◆ PROBLEM TO SOLVE:
Could you write out every entry exactly as it stands?

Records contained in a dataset
──────

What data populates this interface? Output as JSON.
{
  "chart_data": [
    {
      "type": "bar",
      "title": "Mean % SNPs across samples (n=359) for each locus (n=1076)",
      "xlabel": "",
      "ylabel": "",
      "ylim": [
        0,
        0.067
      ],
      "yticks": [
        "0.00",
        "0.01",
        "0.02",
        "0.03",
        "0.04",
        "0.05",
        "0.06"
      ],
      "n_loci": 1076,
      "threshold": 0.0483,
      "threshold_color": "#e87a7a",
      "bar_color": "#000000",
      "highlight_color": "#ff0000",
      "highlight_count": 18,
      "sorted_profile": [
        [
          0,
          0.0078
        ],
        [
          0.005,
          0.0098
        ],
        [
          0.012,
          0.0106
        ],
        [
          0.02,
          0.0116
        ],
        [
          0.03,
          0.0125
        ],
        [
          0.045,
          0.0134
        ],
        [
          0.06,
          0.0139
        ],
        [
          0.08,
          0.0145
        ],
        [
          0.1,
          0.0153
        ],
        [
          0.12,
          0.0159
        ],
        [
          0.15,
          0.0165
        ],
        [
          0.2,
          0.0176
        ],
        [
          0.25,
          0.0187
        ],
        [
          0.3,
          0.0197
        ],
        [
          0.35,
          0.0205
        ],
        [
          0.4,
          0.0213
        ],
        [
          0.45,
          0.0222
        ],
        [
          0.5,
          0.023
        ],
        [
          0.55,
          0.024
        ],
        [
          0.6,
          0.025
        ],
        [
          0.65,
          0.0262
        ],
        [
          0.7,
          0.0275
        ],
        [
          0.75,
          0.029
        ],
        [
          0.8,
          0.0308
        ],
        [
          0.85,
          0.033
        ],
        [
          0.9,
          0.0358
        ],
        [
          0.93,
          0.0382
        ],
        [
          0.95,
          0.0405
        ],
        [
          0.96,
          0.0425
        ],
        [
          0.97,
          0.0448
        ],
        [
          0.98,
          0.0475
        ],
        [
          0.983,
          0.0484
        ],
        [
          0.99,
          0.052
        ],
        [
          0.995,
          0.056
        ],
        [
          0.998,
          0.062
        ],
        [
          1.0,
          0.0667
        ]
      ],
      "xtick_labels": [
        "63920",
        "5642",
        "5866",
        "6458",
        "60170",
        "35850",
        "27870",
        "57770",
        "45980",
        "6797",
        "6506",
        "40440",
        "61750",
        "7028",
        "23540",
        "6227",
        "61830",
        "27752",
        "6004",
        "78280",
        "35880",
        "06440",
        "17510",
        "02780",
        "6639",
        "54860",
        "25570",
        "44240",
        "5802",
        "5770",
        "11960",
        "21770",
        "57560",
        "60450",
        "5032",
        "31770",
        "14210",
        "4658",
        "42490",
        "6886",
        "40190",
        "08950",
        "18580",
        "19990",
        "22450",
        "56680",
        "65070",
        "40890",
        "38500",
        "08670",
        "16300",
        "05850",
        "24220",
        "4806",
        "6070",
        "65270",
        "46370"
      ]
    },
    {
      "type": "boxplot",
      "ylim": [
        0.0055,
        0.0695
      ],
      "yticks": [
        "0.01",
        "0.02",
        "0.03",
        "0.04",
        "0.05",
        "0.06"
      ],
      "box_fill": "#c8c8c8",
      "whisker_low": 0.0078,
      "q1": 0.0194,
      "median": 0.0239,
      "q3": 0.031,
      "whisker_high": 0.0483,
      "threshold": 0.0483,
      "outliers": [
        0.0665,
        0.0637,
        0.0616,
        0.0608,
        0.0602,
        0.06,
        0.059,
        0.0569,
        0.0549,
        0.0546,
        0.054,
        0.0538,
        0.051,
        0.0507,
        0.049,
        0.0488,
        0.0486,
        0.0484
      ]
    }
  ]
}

──────

◆ FINAL RESULT:
What data populates this interface? Output as JSON.
{
  "chart_data": [
    {
      "type": "bar",
      "title": "Mean % SNPs across samples (n=359) for each locus (n=1076)",
      "xlabel": "",
      "ylabel": "",
      "ylim": [
        0,
        0.067
      ],
      "yticks": [
        "0.00",
        "0.01",
        "0.02",
        "0.03",
        "0.04",
        "0.05",
        "0.06"
      ],
      "n_loci": 1076,
      "threshold": 0.0483,
      "threshold_color": "#e87a7a",
      "bar_color": "#000000",
      "highlight_color": "#ff0000",
      "highlight_count": 18,
      "sorted_profile": [
        [
          0,
          0.0078
        ],
        [
          0.005,
          0.0098
        ],
        [
          0.012,
          0.0106
        ],
        [
          0.02,
          0.0116
        ],
        [
          0.03,
          0.0125
        ],
        [
          0.045,
          0.0134
        ],
        [
          0.06,
          0.0139
        ],
        [
          0.08,
          0.0145
        ],
        [
          0.1,
          0.0153
        ],
        [
          0.12,
          0.0159
        ],
        [
          0.15,
          0.0165
        ],
        [
          0.2,
          0.0176
        ],
        [
          0.25,
          0.0187
        ],
        [
          0.3,
          0.0197
        ],
        [
          0.35,
          0.0205
        ],
        [
          0.4,
          0.0213
        ],
        [
          0.45,
          0.0222
        ],
        [
          0.5,
          0.023
        ],
        [
          0.55,
          0.024
        ],
        [
          0.6,
          0.025
        ],
        [
          0.65,
          0.0262
        ],
        [
          0.7,
          0.0275
        ],
        [
          0.75,
          0.029
        ],
        [
          0.8,
          0.0308
        ],
        [
          0.85,
          0.033
        ],
        [
          0.9,
          0.0358
        ],
        [
          0.93,
          0.0382
        ],
        [
          0.95,
          0.0405
        ],
        [
          0.96,
          0.0425
        ],
        [
          0.97,
          0.0448
        ],
        [
          0.98,
          0.0475
        ],
        [
          0.983,
          0.0484
        ],
        [
          0.99,
          0.052
        ],
        [
          0.995,
          0.056
        ],
        [
          0.998,
          0.062
        ],
        [
          1.0,
          0.0667
        ]
      ],
      "xtick_labels": [
        "63920",
        "5642",
        "5866",
        "6458",
        "60170",
        "35850",
        "27870",
        "57770",
        "45980",
        "6797",
        "6506",
        "40440",
        "61750",
        "7028",
        "23540",
        "6227",
        "61830",
        "27752",
        "6004",
        "78280",
        "35880",
        "06440",
        "17510",
        "02780",
        "6639",
        "54860",
        "25570",
        "44240",
        "5802",
        "5770",
        "11960",
        "21770",
        "57560",
        "60450",
        "5032",
        "31770",
        "14210",
        "4658",
        "42490",
        "6886",
        "40190",
        "08950",
        "18580",
        "19990",
        "22450",
        "56680",
        "65070",
        "40890",
        "38500",
        "08670",
        "16300",
        "05850",
        "24220",
        "4806",
        "6070",
        "65270",
        "46370"
      ]
    },
    {
      "type": "boxplot",
      "ylim": [
        0.0055,
        0.0695
      ],
      "yticks": [
        "0.01",
        "0.02",
        "0.03",
        "0.04",
        "0.05",
        "0.06"
      ],
      "box_fill": "#c8c8c8",
      "whisker_low": 0.0078,
      "q1": 0.0194,
      "median": 0.0239,
      "q3": 0.031,
      "whisker_high": 0.0483,
      "threshold": 0.0483,
      "outliers": [
        0.0665,
        0.0637,
        0.0616,
        0.0608,
        0.0602,
        0.06,
        0.059,
        0.0569,
        0.0549,
        0.0546,
        0.054,
        0.0538,
        0.051,
        0.0507,
        0.049,
        0.0488,
        0.0486,
        0.0484
      ]
    }
  ]
}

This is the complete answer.